» **What is asked**:
Pull each line holding "правонарушениях" out of the entries below.

» **Available data**:
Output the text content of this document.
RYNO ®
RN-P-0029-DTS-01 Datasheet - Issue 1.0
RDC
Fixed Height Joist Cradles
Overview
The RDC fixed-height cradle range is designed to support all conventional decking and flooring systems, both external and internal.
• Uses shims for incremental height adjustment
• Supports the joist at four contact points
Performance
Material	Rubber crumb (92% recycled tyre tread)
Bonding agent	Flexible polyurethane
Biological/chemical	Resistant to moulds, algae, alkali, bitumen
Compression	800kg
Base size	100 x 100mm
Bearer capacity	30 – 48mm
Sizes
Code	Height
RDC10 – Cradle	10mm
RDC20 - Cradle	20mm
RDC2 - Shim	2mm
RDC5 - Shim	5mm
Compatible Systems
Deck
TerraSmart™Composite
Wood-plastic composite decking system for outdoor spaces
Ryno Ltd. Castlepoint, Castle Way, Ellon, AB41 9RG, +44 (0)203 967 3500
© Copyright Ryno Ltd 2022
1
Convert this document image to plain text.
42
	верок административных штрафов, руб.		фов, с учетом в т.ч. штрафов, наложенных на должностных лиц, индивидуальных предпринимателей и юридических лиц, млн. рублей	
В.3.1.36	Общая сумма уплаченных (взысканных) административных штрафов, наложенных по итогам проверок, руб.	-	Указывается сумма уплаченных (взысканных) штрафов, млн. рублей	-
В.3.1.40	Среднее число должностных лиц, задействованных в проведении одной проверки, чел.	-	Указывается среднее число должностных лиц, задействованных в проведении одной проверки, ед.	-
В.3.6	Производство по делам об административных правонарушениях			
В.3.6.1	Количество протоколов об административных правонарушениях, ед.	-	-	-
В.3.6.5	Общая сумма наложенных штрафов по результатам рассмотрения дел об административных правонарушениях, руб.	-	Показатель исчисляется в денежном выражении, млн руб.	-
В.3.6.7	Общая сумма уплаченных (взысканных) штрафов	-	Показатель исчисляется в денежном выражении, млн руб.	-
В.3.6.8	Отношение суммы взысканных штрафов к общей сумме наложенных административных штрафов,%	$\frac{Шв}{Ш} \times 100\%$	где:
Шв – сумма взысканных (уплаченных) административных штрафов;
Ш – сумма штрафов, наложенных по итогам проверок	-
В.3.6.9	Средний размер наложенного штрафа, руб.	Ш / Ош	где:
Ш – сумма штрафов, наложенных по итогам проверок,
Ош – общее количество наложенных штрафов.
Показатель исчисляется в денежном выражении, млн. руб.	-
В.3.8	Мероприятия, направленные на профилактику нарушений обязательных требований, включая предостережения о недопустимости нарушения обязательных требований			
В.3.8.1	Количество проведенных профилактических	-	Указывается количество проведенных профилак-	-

» **Problem solution**:
В.3.6	Производство по делам об административных правонарушениях			
В.3.6.1	Количество протоколов об административных правонарушениях, ед.	-	-	-
В.3.6.5	Общая сумма наложенных штрафов по результатам рассмотрения дел об административных правонарушениях, руб.	-	Показатель исчисляется в денежном выражении, млн руб.	-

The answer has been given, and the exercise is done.